## start Listed entries

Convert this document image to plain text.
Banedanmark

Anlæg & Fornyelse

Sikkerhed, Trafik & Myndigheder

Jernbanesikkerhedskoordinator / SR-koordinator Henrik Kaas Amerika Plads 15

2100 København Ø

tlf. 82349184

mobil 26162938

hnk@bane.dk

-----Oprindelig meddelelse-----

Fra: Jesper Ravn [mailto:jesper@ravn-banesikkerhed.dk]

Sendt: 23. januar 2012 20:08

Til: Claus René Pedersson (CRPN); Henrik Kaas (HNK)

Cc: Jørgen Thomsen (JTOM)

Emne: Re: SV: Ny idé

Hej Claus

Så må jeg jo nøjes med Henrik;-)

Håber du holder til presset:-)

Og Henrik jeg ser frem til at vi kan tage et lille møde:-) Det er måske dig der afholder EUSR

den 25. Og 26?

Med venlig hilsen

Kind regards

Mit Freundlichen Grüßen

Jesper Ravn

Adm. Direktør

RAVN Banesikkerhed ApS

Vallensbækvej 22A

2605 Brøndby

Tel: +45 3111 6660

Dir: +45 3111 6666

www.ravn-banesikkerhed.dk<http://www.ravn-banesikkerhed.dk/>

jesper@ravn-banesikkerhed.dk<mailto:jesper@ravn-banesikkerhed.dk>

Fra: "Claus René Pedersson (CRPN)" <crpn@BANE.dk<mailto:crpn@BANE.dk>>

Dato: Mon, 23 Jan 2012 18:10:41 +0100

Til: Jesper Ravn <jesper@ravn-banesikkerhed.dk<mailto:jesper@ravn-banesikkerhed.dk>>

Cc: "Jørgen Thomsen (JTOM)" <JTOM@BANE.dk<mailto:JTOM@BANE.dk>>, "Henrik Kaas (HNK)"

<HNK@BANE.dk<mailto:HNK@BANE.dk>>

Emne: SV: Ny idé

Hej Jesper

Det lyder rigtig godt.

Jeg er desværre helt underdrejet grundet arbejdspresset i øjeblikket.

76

## end Listed entries

= Given task =
Repeat the material from above exactly, word for word.

= Solution for this exercise =
Convert this document image to plain text.
Banedanmark

Anlæg & Fornyelse

Sikkerhed, Trafik & Myndigheder

Jernbanesikkerhedskoordinator / SR-koordinator Henrik Kaas Amerika Plads 15

2100 København Ø

tlf. 82349184

mobil 26162938

hnk@bane.dk

-----Oprindelig meddelelse-----

Fra: Jesper Ravn [mailto:jesper@ravn-banesikkerhed.dk]

Sendt: 23. januar 2012 20:08

Til: Claus René Pedersson (CRPN); Henrik Kaas (HNK)

Cc: Jørgen Thomsen (JTOM)

Emne: Re: SV: Ny idé

Hej Claus

Så må jeg jo nøjes med Henrik;-)

Håber du holder til presset:-)

Og Henrik jeg ser frem til at vi kan tage et lille møde:-) Det er måske dig der afholder EUSR

den 25. Og 26?

Med venlig hilsen

Kind regards

Mit Freundlichen Grüßen

Jesper Ravn

Adm. Direktør

RAVN Banesikkerhed ApS

Vallensbækvej 22A

2605 Brøndby

Tel: +45 3111 6660

Dir: +45 3111 6666

www.ravn-banesikkerhed.dk<http://www.ravn-banesikkerhed.dk/>

jesper@ravn-banesikkerhed.dk<mailto:jesper@ravn-banesikkerhed.dk>

Fra: "Claus René Pedersson (CRPN)" <crpn@BANE.dk<mailto:crpn@BANE.dk>>

Dato: Mon, 23 Jan 2012 18:10:41 +0100

Til: Jesper Ravn <jesper@ravn-banesikkerhed.dk<mailto:jesper@ravn-banesikkerhed.dk>>

Cc: "Jørgen Thomsen (JTOM)" <JTOM@BANE.dk<mailto:JTOM@BANE.dk>>, "Henrik Kaas (HNK)"

<HNK@BANE.dk<mailto:HNK@BANE.dk>>

Emne: SV: Ny idé

Hej Jesper

Det lyder rigtig godt.

Jeg er desværre helt underdrejet grundet arbejdspresset i øjeblikket.

76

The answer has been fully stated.